Collection entries
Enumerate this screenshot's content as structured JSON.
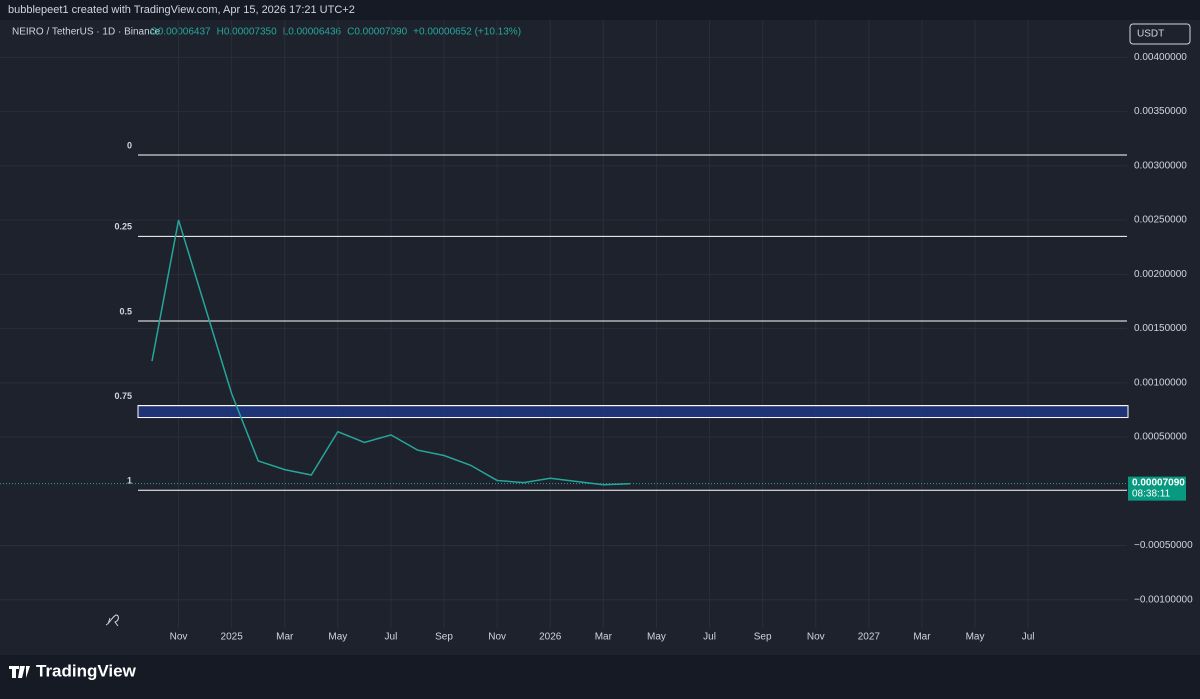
{
  "header": {
    "caption": "bubblepeet1 created with TradingView.com, Apr 15, 2026 17:21 UTC+2"
  },
  "footer": {
    "brand": "TradingView"
  },
  "chart_data": {
    "type": "line",
    "symbol": "NEIRO / TetherUS · 1D · Binance",
    "ohlc": [
      "O0.00006437",
      "H0.00007350",
      "L0.00006436",
      "C0.00007090",
      "+0.00000652 (+10.13%)"
    ],
    "currency": "USDT",
    "categories": [
      null,
      "Nov",
      null,
      "2025",
      null,
      "Mar",
      null,
      "May",
      null,
      "Jul",
      null,
      "Sep",
      null,
      "Nov",
      null,
      "2026",
      null,
      "Mar",
      null,
      "May",
      null,
      "Jul",
      null,
      "Sep",
      null,
      "Nov",
      null,
      "2027",
      null,
      "Mar",
      null,
      "May",
      null,
      "Jul",
      null
    ],
    "series": [
      {
        "name": "NEIRO",
        "color": "#26a69a",
        "values": [
          0.0012,
          0.0025,
          0.0017,
          0.0009,
          0.00028,
          0.0002,
          0.00015,
          0.00055,
          0.00045,
          0.00052,
          0.00038,
          0.00033,
          0.00024,
          0.0001,
          8e-05,
          0.00012,
          9e-05,
          6e-05,
          7e-05,
          null,
          null,
          null,
          null,
          null,
          null,
          null,
          null,
          null,
          null,
          null,
          null,
          null,
          null,
          null,
          null
        ]
      }
    ],
    "ylim": [
      -0.00126,
      0.00416
    ],
    "yticks": [
      {
        "value": 0.004,
        "label": "0.00400000"
      },
      {
        "value": 0.0035,
        "label": "0.00350000"
      },
      {
        "value": 0.003,
        "label": "0.00300000"
      },
      {
        "value": 0.0025,
        "label": "0.00250000"
      },
      {
        "value": 0.002,
        "label": "0.00200000"
      },
      {
        "value": 0.0015,
        "label": "0.00150000"
      },
      {
        "value": 0.001,
        "label": "0.00100000"
      },
      {
        "value": 0.0005,
        "label": "0.00050000"
      },
      {
        "value": -0.0005,
        "label": "−0.00050000"
      },
      {
        "value": -0.001,
        "label": "−0.00100000"
      }
    ],
    "grid": true,
    "fib_levels": [
      {
        "label": "0",
        "value": 0.0031
      },
      {
        "label": "0.25",
        "value": 0.00235
      },
      {
        "label": "0.5",
        "value": 0.00157
      },
      {
        "label": "0.75",
        "value": 0.00079
      },
      {
        "label": "1",
        "value": 1e-05
      }
    ],
    "zone": {
      "values": [
        0.00068,
        0.00079
      ],
      "color": "#1e3a8a"
    },
    "last_price": {
      "value": 7.09e-05,
      "label": "0.00007090",
      "countdown": "08:38:11"
    }
  }
}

== Your objective ==
Copy the entries exactly. Leave out the images.

== Solution to this exercise ==
Enumerate this screenshot's content as structured JSON.
{
  "header": {
    "caption": "bubblepeet1 created with TradingView.com, Apr 15, 2026 17:21 UTC+2"
  },
  "footer": {
    "brand": "TradingView"
  },
  "chart_data": {
    "type": "line",
    "symbol": "NEIRO / TetherUS · 1D · Binance",
    "ohlc": [
      "O0.00006437",
      "H0.00007350",
      "L0.00006436",
      "C0.00007090",
      "+0.00000652 (+10.13%)"
    ],
    "currency": "USDT",
    "categories": [
      null,
      "Nov",
      null,
      "2025",
      null,
      "Mar",
      null,
      "May",
      null,
      "Jul",
      null,
      "Sep",
      null,
      "Nov",
      null,
      "2026",
      null,
      "Mar",
      null,
      "May",
      null,
      "Jul",
      null,
      "Sep",
      null,
      "Nov",
      null,
      "2027",
      null,
      "Mar",
      null,
      "May",
      null,
      "Jul",
      null
    ],
    "series": [
      {
        "name": "NEIRO",
        "color": "#26a69a",
        "values": [
          0.0012,
          0.0025,
          0.0017,
          0.0009,
          0.00028,
          0.0002,
          0.00015,
          0.00055,
          0.00045,
          0.00052,
          0.00038,
          0.00033,
          0.00024,
          0.0001,
          8e-05,
          0.00012,
          9e-05,
          6e-05,
          7e-05,
          null,
          null,
          null,
          null,
          null,
          null,
          null,
          null,
          null,
          null,
          null,
          null,
          null,
          null,
          null,
          null
        ]
      }
    ],
    "ylim": [
      -0.00126,
      0.00416
    ],
    "yticks": [
      {
        "value": 0.004,
        "label": "0.00400000"
      },
      {
        "value": 0.0035,
        "label": "0.00350000"
      },
      {
        "value": 0.003,
        "label": "0.00300000"
      },
      {
        "value": 0.0025,
        "label": "0.00250000"
      },
      {
        "value": 0.002,
        "label": "0.00200000"
      },
      {
        "value": 0.0015,
        "label": "0.00150000"
      },
      {
        "value": 0.001,
        "label": "0.00100000"
      },
      {
        "value": 0.0005,
        "label": "0.00050000"
      },
      {
        "value": -0.0005,
        "label": "−0.00050000"
      },
      {
        "value": -0.001,
        "label": "−0.00100000"
      }
    ],
    "grid": true,
    "fib_levels": [
      {
        "label": "0",
        "value": 0.0031
      },
      {
        "label": "0.25",
        "value": 0.00235
      },
      {
        "label": "0.5",
        "value": 0.00157
      },
      {
        "label": "0.75",
        "value": 0.00079
      },
      {
        "label": "1",
        "value": 1e-05
      }
    ],
    "zone": {
      "values": [
        0.00068,
        0.00079
      ],
      "color": "#1e3a8a"
    },
    "last_price": {
      "value": 7.09e-05,
      "label": "0.00007090",
      "countdown": "08:38:11"
    }
  }
}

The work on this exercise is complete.